Stored data
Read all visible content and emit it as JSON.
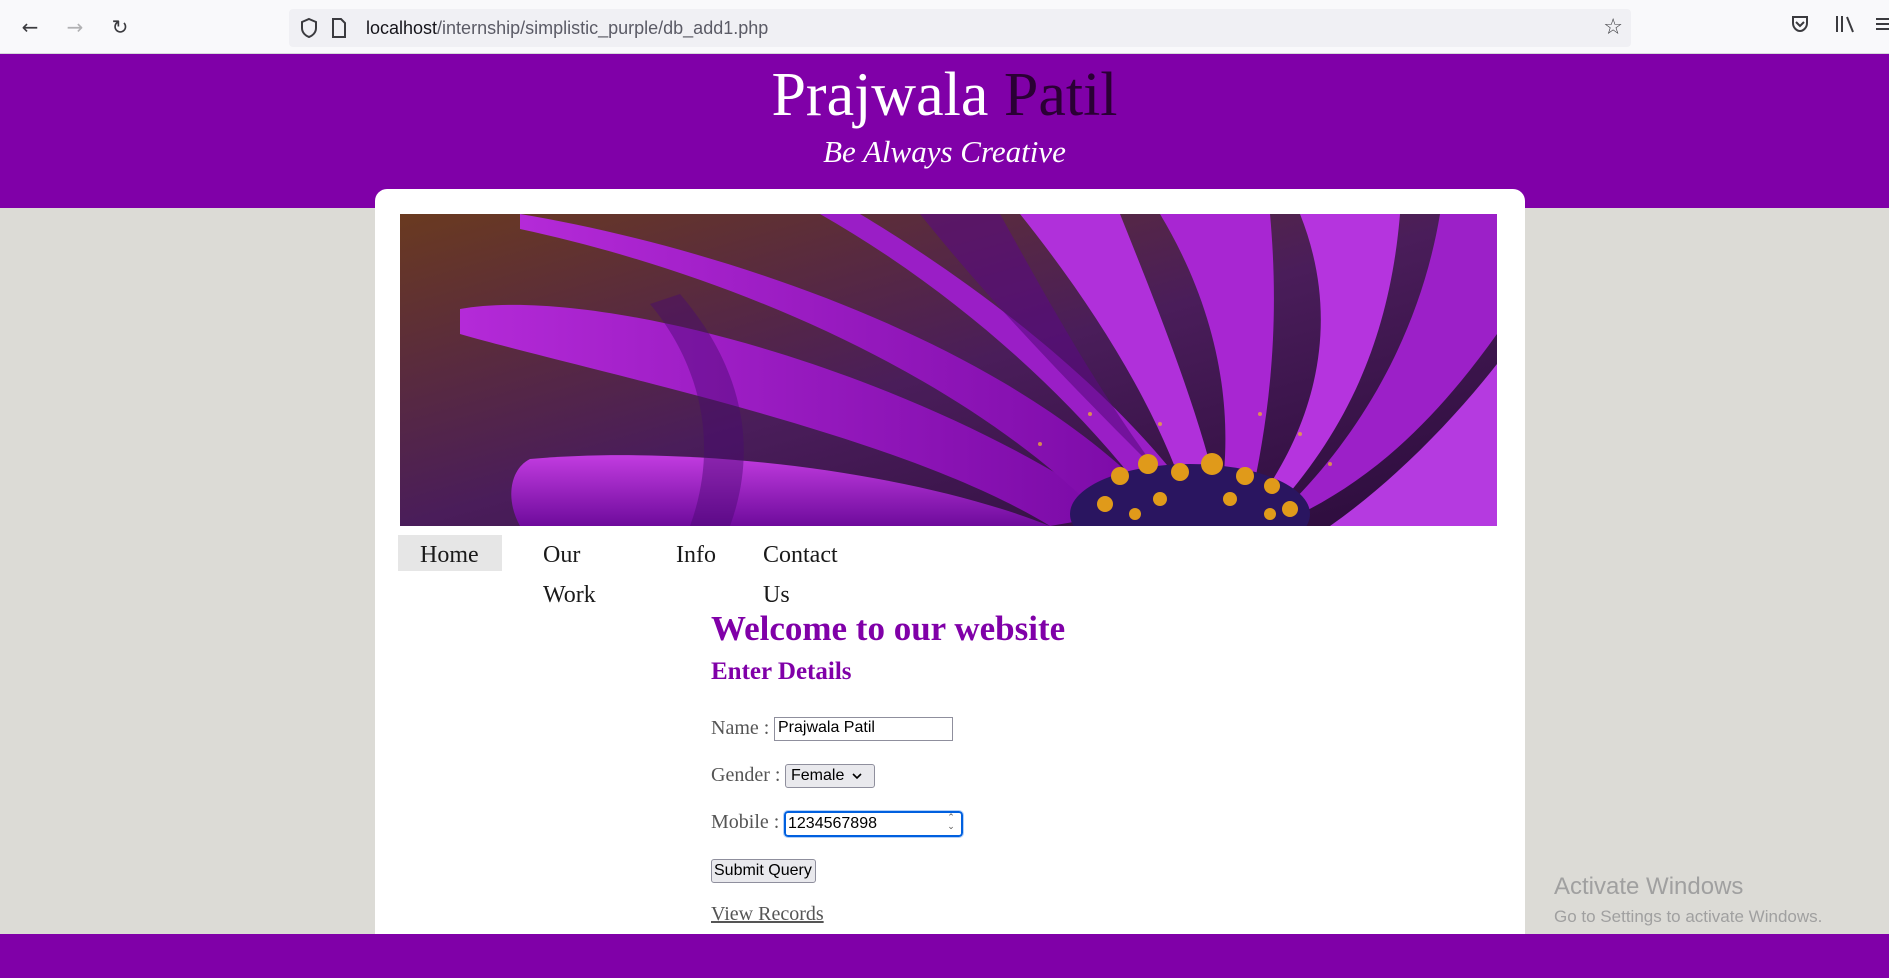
{
  "browser": {
    "url_host": "localhost",
    "url_path": "/internship/simplistic_purple/db_add1.php",
    "icons": [
      "back-icon",
      "forward-icon",
      "reload-icon",
      "shield-icon",
      "page-icon",
      "star-icon",
      "pocket-icon",
      "library-icon",
      "menu-icon"
    ]
  },
  "header": {
    "title_first": "Prajwala",
    "title_last": "Patil",
    "tagline": "Be Always Creative"
  },
  "menu": {
    "items": [
      {
        "label": "Home"
      },
      {
        "label": "Our Work"
      },
      {
        "label": "Info"
      },
      {
        "label": "Contact Us"
      }
    ]
  },
  "main": {
    "welcome": "Welcome to our website",
    "section_title": "Enter Details",
    "name_label": "Name :",
    "name_value": "Prajwala Patil",
    "gender_label": "Gender :",
    "gender_value": "Female",
    "mobile_label": "Mobile :",
    "mobile_value": "1234567898",
    "submit_label": "Submit Query",
    "view_link": "View Records"
  },
  "watermark": {
    "line1": "Activate Windows",
    "line2": "Go to Settings to activate Windows."
  },
  "colors": {
    "brand_purple": "#8000a8",
    "page_bg": "#dcdbd6"
  }
}
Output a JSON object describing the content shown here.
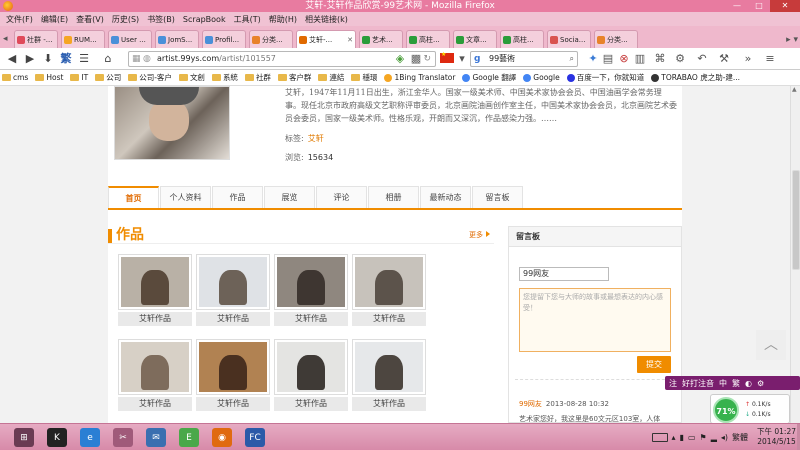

*Given exercise:*
Reproduce all of the material above word for word. Omit the pictures.

*Expected answer:*
Read all visible content and emit it as JSON.
{
  "browser": {
    "url_host": "localhost",
    "url_path": "/internship/simplistic_purple/db_add1.php",
    "icons": [
      "back-icon",
      "forward-icon",
      "reload-icon",
      "shield-icon",
      "page-icon",
      "star-icon",
      "pocket-icon",
      "library-icon",
      "menu-icon"
    ]
  },
  "header": {
    "title_first": "Prajwala",
    "title_last": "Patil",
    "tagline": "Be Always Creative"
  },
  "menu": {
    "items": [
      {
        "label": "Home"
      },
      {
        "label": "Our Work"
      },
      {
        "label": "Info"
      },
      {
        "label": "Contact Us"
      }
    ]
  },
  "main": {
    "welcome": "Welcome to our website",
    "section_title": "Enter Details",
    "name_label": "Name :",
    "name_value": "Prajwala Patil",
    "gender_label": "Gender :",
    "gender_value": "Female",
    "mobile_label": "Mobile :",
    "mobile_value": "1234567898",
    "submit_label": "Submit Query",
    "view_link": "View Records"
  },
  "watermark": {
    "line1": "Activate Windows",
    "line2": "Go to Settings to activate Windows."
  },
  "colors": {
    "brand_purple": "#8000a8",
    "page_bg": "#dcdbd6"
  }
}
Output a JSON object describing the content shown here.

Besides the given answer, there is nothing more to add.